### Work to do
Copy out every line in which the string "JSON" occurs.
━━━━━━━━━━━━━━━━
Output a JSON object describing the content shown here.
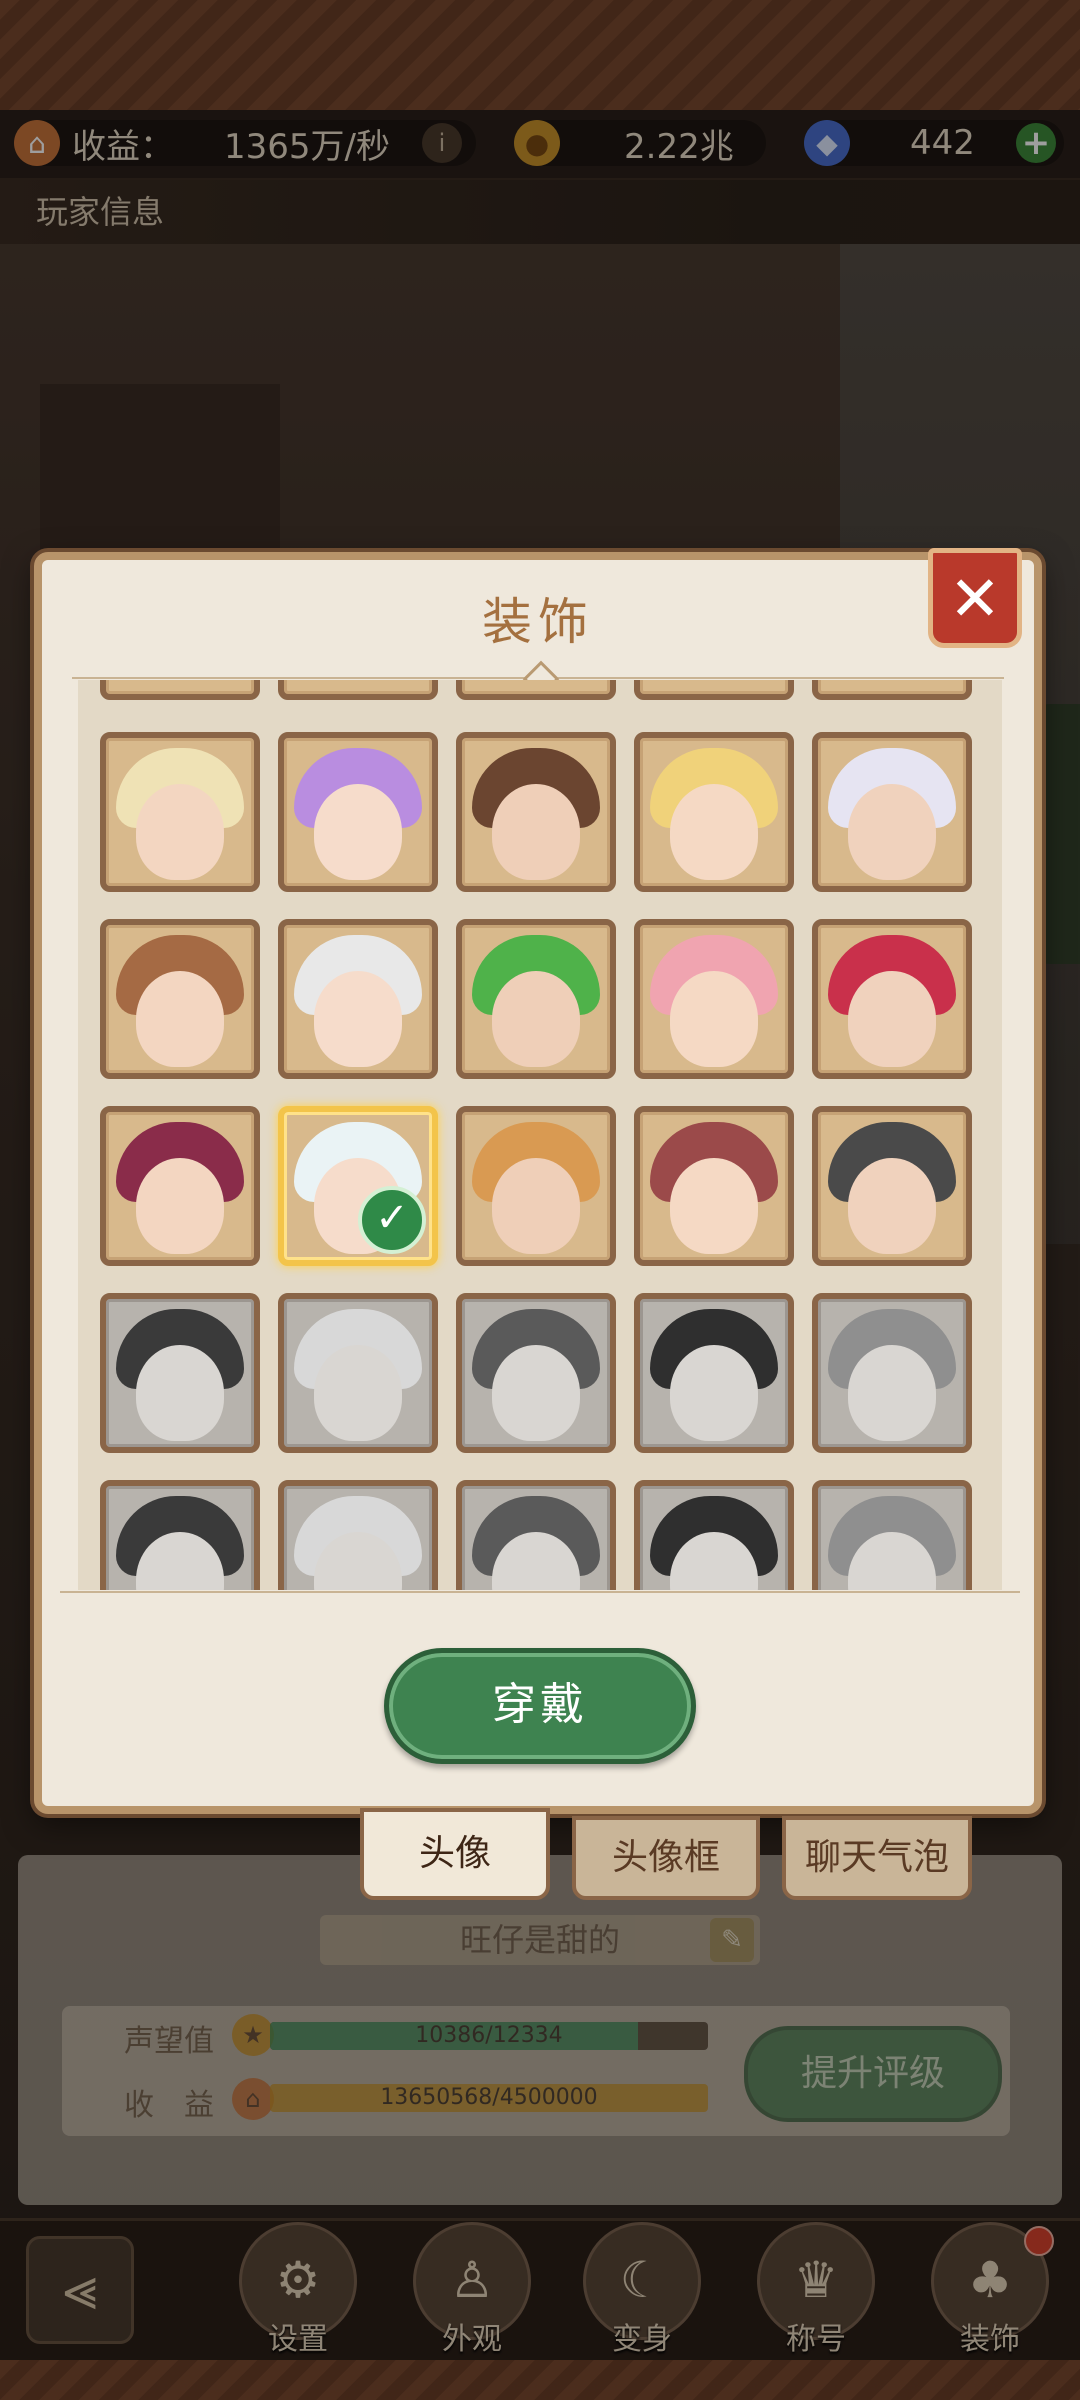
{
  "status": {
    "income_label": "收益：",
    "income_value": "1365万/秒",
    "coins_value": "2.22兆",
    "gems_value": "442"
  },
  "page_title": "玩家信息",
  "modal": {
    "title": "装饰",
    "close_symbol": "✕",
    "wear_label": "穿戴",
    "tabs": [
      "头像",
      "头像框",
      "聊天气泡"
    ],
    "active_tab": "头像"
  },
  "avatars": {
    "rows": 5,
    "columns": 5,
    "selected": {
      "row": 3,
      "column": 2
    },
    "locked_from_row": 3,
    "check_symbol": "✓"
  },
  "profile": {
    "name": "旺仔是甜的",
    "prestige_label": "声望值",
    "prestige_value": "10386/12334",
    "prestige_fraction": 0.84,
    "income_label": "收　益",
    "income_value": "13650568/4500000",
    "income_fraction": 1.0,
    "upgrade_label": "提升评级"
  },
  "nav": {
    "back_symbol": "⪡",
    "items": [
      "设置",
      "外观",
      "变身",
      "称号",
      "装饰"
    ]
  },
  "colors": {
    "accent_green": "#3e8350",
    "close_red": "#b9392b",
    "frame_brown": "#8a6547",
    "selected_gold": "#f3c44a"
  }
}
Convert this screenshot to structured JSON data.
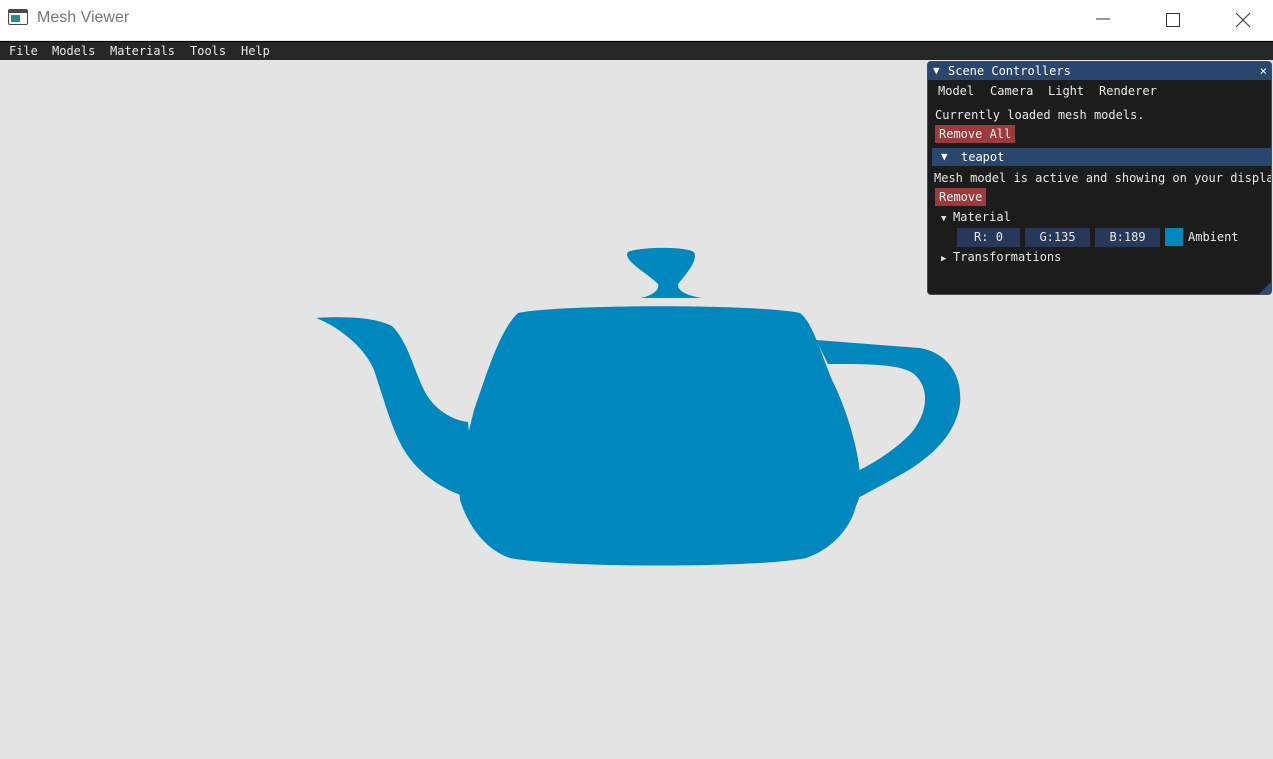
{
  "window": {
    "title": "Mesh Viewer",
    "controls": [
      "minimize-icon",
      "maximize-icon",
      "close-icon"
    ]
  },
  "menu": {
    "items": [
      "File",
      "Models",
      "Materials",
      "Tools",
      "Help"
    ]
  },
  "viewport": {
    "background": "#e4e4e4",
    "model_color": "#0087bd"
  },
  "panel": {
    "title": "Scene Controllers",
    "close_glyph": "×",
    "tabs": [
      "Model",
      "Camera",
      "Light",
      "Renderer"
    ],
    "description": "Currently loaded mesh models.",
    "remove_all_label": "Remove All",
    "model": {
      "name": "teapot",
      "status": "Mesh model is active and showing on your display",
      "remove_label": "Remove",
      "material_label": "Material",
      "fields": {
        "r": "R:  0",
        "g": "G:135",
        "b": "B:189"
      },
      "swatch_color": "#0087bd",
      "swatch_label": "Ambient",
      "transformations_label": "Transformations"
    }
  }
}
━━━━━━━━━━━━━━━━
### Output of the exercise
Output a JSON object describing the content shown here.
Convert this screenshot to structured JSON data.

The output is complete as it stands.